Task details >>
Your answer should be a single number: the count of lines that hold the word "exedra".

— Begin Supplied material —

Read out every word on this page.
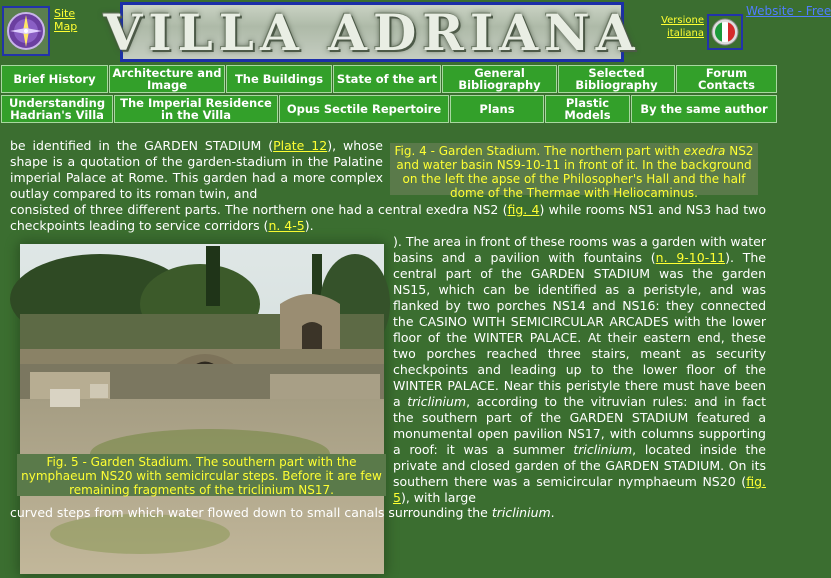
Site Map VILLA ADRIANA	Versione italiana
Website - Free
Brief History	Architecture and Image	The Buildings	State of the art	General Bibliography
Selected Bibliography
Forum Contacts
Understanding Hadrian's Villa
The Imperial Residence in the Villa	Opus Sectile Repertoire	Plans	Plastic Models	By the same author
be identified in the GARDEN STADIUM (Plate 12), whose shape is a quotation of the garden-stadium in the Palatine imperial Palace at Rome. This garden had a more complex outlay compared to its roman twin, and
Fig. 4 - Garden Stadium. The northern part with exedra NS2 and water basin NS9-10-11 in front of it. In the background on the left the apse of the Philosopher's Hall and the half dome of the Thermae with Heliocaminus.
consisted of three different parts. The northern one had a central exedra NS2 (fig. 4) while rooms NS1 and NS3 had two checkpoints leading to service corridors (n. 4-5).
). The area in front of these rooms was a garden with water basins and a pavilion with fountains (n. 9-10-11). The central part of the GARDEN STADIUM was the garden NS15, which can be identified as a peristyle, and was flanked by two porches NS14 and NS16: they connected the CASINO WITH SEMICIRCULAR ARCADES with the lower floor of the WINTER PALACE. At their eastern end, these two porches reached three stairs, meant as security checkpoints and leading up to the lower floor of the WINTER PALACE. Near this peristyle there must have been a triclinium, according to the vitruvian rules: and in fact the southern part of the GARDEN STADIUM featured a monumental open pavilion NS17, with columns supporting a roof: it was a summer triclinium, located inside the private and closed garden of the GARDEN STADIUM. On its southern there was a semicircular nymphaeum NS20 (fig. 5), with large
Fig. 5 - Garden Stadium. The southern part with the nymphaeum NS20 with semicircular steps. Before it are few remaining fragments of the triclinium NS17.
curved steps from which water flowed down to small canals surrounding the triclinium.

— End Supplied material —
— Begin Supplied material —

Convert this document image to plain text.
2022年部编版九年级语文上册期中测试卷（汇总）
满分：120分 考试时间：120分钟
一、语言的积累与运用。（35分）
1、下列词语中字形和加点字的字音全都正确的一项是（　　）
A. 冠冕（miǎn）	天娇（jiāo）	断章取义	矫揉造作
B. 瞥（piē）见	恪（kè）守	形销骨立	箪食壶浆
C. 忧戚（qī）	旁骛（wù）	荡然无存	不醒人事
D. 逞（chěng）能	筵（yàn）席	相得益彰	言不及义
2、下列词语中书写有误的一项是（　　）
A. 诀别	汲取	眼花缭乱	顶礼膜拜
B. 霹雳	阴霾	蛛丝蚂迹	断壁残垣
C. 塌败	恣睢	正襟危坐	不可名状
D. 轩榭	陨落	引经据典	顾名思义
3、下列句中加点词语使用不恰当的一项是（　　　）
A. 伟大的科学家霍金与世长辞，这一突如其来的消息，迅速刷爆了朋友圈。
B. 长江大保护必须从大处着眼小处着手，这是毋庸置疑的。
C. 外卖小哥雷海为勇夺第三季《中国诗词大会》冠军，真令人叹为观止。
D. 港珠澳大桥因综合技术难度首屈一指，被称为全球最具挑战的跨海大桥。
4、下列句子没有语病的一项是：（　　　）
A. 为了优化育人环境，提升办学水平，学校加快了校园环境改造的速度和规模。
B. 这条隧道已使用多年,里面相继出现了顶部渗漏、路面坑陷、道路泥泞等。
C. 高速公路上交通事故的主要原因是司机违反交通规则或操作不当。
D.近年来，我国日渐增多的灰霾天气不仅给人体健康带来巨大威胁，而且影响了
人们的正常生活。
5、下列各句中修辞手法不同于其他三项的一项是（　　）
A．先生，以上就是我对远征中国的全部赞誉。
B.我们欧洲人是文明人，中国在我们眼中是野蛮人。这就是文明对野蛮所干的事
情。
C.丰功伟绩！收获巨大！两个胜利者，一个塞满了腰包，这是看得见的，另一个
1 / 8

— End Supplied material —

Reply >>
2